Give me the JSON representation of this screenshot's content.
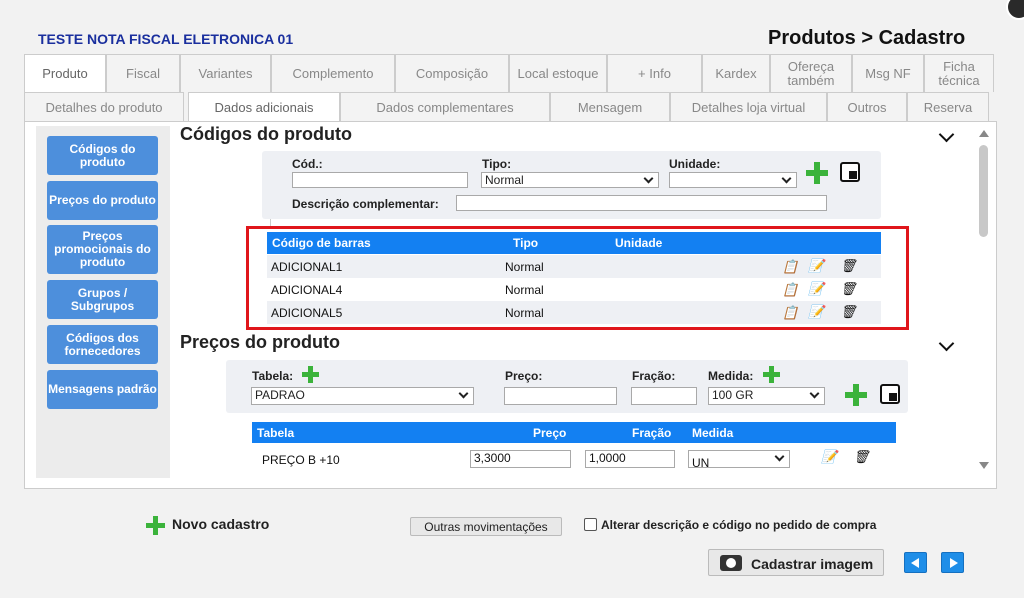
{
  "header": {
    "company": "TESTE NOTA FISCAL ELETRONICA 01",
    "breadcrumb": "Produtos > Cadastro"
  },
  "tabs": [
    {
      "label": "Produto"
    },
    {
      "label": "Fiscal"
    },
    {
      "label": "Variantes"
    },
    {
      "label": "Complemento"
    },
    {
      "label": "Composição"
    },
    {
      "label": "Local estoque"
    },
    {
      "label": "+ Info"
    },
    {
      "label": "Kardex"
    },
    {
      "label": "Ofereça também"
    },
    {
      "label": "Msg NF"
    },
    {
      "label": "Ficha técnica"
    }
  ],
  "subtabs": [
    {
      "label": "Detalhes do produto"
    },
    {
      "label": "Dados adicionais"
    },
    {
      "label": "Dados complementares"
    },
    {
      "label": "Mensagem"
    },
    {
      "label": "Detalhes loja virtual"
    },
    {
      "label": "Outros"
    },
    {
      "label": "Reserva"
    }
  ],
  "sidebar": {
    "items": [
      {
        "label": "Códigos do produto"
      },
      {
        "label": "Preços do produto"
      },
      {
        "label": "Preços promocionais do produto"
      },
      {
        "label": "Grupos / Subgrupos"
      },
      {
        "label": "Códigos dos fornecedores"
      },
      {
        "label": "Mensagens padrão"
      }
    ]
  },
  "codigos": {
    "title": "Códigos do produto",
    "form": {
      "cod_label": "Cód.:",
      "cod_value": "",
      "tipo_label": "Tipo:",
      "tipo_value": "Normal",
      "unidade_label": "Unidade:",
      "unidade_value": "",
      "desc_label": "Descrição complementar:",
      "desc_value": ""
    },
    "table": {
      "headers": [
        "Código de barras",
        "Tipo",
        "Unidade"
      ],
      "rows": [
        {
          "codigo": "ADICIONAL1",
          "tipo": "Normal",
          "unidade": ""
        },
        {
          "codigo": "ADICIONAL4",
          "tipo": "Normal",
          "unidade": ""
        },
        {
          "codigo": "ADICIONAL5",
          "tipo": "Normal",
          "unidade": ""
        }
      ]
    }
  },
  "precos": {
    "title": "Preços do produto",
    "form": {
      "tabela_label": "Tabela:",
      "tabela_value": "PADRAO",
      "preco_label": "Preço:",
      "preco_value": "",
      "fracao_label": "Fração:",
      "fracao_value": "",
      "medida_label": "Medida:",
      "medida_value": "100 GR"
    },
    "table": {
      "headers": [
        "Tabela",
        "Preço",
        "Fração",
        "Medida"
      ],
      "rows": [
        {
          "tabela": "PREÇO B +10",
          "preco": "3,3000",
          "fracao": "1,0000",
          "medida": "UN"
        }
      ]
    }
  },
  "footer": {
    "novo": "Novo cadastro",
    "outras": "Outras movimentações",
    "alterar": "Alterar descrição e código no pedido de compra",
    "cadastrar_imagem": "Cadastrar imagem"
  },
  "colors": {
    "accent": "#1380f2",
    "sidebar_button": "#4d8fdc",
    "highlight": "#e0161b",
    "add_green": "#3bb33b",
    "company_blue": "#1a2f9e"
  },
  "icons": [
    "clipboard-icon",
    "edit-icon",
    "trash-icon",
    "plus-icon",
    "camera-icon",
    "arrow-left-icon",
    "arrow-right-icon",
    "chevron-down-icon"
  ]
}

--

All the lines above are to be given again exactly as they read, with the pictures removed.

Give me the JSON representation of this screenshot's content.
{
  "header": {
    "company": "TESTE NOTA FISCAL ELETRONICA 01",
    "breadcrumb": "Produtos > Cadastro"
  },
  "tabs": [
    {
      "label": "Produto"
    },
    {
      "label": "Fiscal"
    },
    {
      "label": "Variantes"
    },
    {
      "label": "Complemento"
    },
    {
      "label": "Composição"
    },
    {
      "label": "Local estoque"
    },
    {
      "label": "+ Info"
    },
    {
      "label": "Kardex"
    },
    {
      "label": "Ofereça também"
    },
    {
      "label": "Msg NF"
    },
    {
      "label": "Ficha técnica"
    }
  ],
  "subtabs": [
    {
      "label": "Detalhes do produto"
    },
    {
      "label": "Dados adicionais"
    },
    {
      "label": "Dados complementares"
    },
    {
      "label": "Mensagem"
    },
    {
      "label": "Detalhes loja virtual"
    },
    {
      "label": "Outros"
    },
    {
      "label": "Reserva"
    }
  ],
  "sidebar": {
    "items": [
      {
        "label": "Códigos do produto"
      },
      {
        "label": "Preços do produto"
      },
      {
        "label": "Preços promocionais do produto"
      },
      {
        "label": "Grupos / Subgrupos"
      },
      {
        "label": "Códigos dos fornecedores"
      },
      {
        "label": "Mensagens padrão"
      }
    ]
  },
  "codigos": {
    "title": "Códigos do produto",
    "form": {
      "cod_label": "Cód.:",
      "cod_value": "",
      "tipo_label": "Tipo:",
      "tipo_value": "Normal",
      "unidade_label": "Unidade:",
      "unidade_value": "",
      "desc_label": "Descrição complementar:",
      "desc_value": ""
    },
    "table": {
      "headers": [
        "Código de barras",
        "Tipo",
        "Unidade"
      ],
      "rows": [
        {
          "codigo": "ADICIONAL1",
          "tipo": "Normal",
          "unidade": ""
        },
        {
          "codigo": "ADICIONAL4",
          "tipo": "Normal",
          "unidade": ""
        },
        {
          "codigo": "ADICIONAL5",
          "tipo": "Normal",
          "unidade": ""
        }
      ]
    }
  },
  "precos": {
    "title": "Preços do produto",
    "form": {
      "tabela_label": "Tabela:",
      "tabela_value": "PADRAO",
      "preco_label": "Preço:",
      "preco_value": "",
      "fracao_label": "Fração:",
      "fracao_value": "",
      "medida_label": "Medida:",
      "medida_value": "100 GR"
    },
    "table": {
      "headers": [
        "Tabela",
        "Preço",
        "Fração",
        "Medida"
      ],
      "rows": [
        {
          "tabela": "PREÇO B +10",
          "preco": "3,3000",
          "fracao": "1,0000",
          "medida": "UN"
        }
      ]
    }
  },
  "footer": {
    "novo": "Novo cadastro",
    "outras": "Outras movimentações",
    "alterar": "Alterar descrição e código no pedido de compra",
    "cadastrar_imagem": "Cadastrar imagem"
  },
  "colors": {
    "accent": "#1380f2",
    "sidebar_button": "#4d8fdc",
    "highlight": "#e0161b",
    "add_green": "#3bb33b",
    "company_blue": "#1a2f9e"
  },
  "icons": [
    "clipboard-icon",
    "edit-icon",
    "trash-icon",
    "plus-icon",
    "camera-icon",
    "arrow-left-icon",
    "arrow-right-icon",
    "chevron-down-icon"
  ]
}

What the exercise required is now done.